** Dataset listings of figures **
....
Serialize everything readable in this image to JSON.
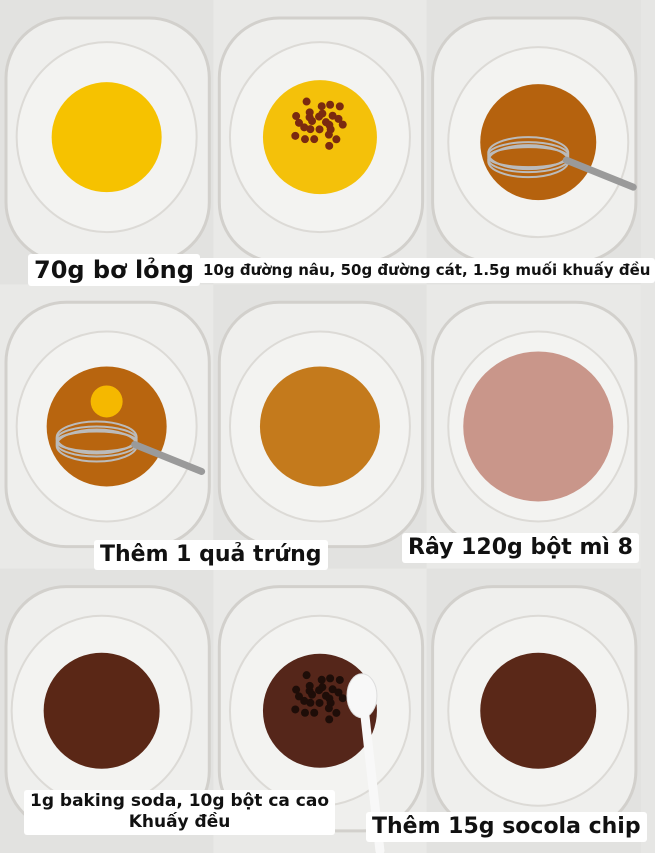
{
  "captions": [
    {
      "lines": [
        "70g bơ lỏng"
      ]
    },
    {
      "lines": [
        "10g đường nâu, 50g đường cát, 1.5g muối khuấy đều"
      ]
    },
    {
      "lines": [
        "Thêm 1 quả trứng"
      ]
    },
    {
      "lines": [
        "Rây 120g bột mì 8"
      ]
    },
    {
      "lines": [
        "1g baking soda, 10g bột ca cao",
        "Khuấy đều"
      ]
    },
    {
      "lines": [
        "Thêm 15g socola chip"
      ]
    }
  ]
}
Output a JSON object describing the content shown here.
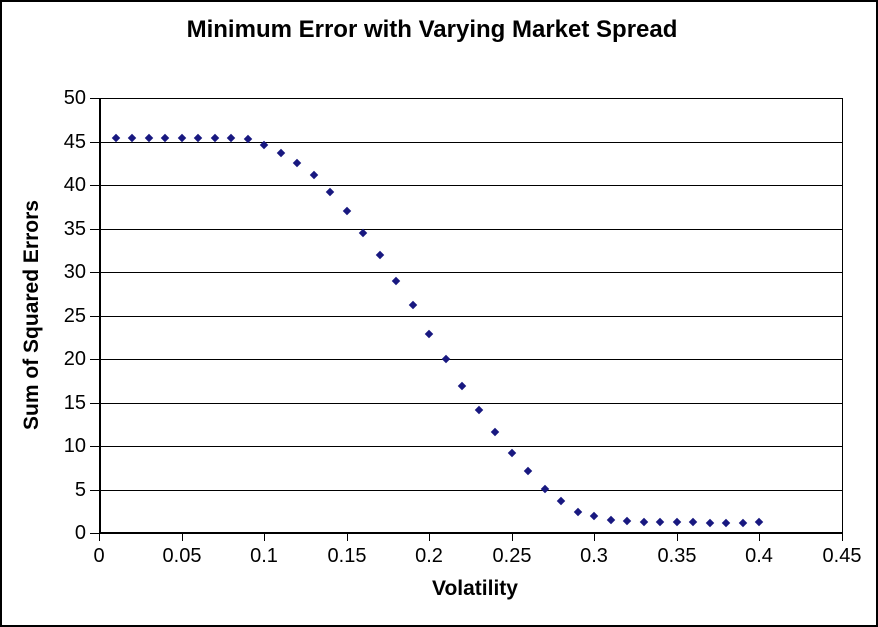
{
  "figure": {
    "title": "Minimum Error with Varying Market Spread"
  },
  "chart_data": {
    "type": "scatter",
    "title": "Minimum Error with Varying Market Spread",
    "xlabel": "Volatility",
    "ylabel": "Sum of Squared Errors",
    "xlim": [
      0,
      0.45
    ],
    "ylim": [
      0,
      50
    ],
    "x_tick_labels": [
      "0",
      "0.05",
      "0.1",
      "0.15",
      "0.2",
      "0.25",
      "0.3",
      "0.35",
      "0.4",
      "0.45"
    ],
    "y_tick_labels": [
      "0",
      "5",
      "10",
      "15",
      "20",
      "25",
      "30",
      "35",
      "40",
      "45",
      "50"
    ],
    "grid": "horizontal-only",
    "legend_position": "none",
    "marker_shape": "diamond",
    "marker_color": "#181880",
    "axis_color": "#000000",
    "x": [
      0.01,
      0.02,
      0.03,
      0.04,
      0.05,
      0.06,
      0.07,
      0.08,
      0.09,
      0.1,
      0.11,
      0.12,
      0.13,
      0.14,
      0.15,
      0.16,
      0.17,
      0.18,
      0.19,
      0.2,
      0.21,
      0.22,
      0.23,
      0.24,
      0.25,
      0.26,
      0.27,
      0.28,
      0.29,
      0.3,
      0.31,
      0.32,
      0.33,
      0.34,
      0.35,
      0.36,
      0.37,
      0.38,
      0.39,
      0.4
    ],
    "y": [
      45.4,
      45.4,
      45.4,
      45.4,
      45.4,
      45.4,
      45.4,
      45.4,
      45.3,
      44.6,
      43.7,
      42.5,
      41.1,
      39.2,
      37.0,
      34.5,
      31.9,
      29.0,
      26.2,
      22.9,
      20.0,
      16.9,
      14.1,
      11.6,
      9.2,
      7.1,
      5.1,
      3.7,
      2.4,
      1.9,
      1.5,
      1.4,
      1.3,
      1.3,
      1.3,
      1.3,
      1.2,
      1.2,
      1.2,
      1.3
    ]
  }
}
....
** What is asked **
From the data above, write out everything exactly except the pictures.

** Response for this exercise **
Serialize everything readable in this image to JSON.
{
  "captions": [
    {
      "lines": [
        "70g bơ lỏng"
      ]
    },
    {
      "lines": [
        "10g đường nâu, 50g đường cát, 1.5g muối khuấy đều"
      ]
    },
    {
      "lines": [
        "Thêm 1 quả trứng"
      ]
    },
    {
      "lines": [
        "Rây 120g bột mì 8"
      ]
    },
    {
      "lines": [
        "1g baking soda, 10g bột ca cao",
        "Khuấy đều"
      ]
    },
    {
      "lines": [
        "Thêm 15g socola chip"
      ]
    }
  ]
}
Output a JSON object describing the content shown here.
{
  "figure": {
    "title": "Minimum Error with Varying Market Spread"
  },
  "chart_data": {
    "type": "scatter",
    "title": "Minimum Error with Varying Market Spread",
    "xlabel": "Volatility",
    "ylabel": "Sum of Squared Errors",
    "xlim": [
      0,
      0.45
    ],
    "ylim": [
      0,
      50
    ],
    "x_tick_labels": [
      "0",
      "0.05",
      "0.1",
      "0.15",
      "0.2",
      "0.25",
      "0.3",
      "0.35",
      "0.4",
      "0.45"
    ],
    "y_tick_labels": [
      "0",
      "5",
      "10",
      "15",
      "20",
      "25",
      "30",
      "35",
      "40",
      "45",
      "50"
    ],
    "grid": "horizontal-only",
    "legend_position": "none",
    "marker_shape": "diamond",
    "marker_color": "#181880",
    "axis_color": "#000000",
    "x": [
      0.01,
      0.02,
      0.03,
      0.04,
      0.05,
      0.06,
      0.07,
      0.08,
      0.09,
      0.1,
      0.11,
      0.12,
      0.13,
      0.14,
      0.15,
      0.16,
      0.17,
      0.18,
      0.19,
      0.2,
      0.21,
      0.22,
      0.23,
      0.24,
      0.25,
      0.26,
      0.27,
      0.28,
      0.29,
      0.3,
      0.31,
      0.32,
      0.33,
      0.34,
      0.35,
      0.36,
      0.37,
      0.38,
      0.39,
      0.4
    ],
    "y": [
      45.4,
      45.4,
      45.4,
      45.4,
      45.4,
      45.4,
      45.4,
      45.4,
      45.3,
      44.6,
      43.7,
      42.5,
      41.1,
      39.2,
      37.0,
      34.5,
      31.9,
      29.0,
      26.2,
      22.9,
      20.0,
      16.9,
      14.1,
      11.6,
      9.2,
      7.1,
      5.1,
      3.7,
      2.4,
      1.9,
      1.5,
      1.4,
      1.3,
      1.3,
      1.3,
      1.3,
      1.2,
      1.2,
      1.2,
      1.3
    ]
  }
}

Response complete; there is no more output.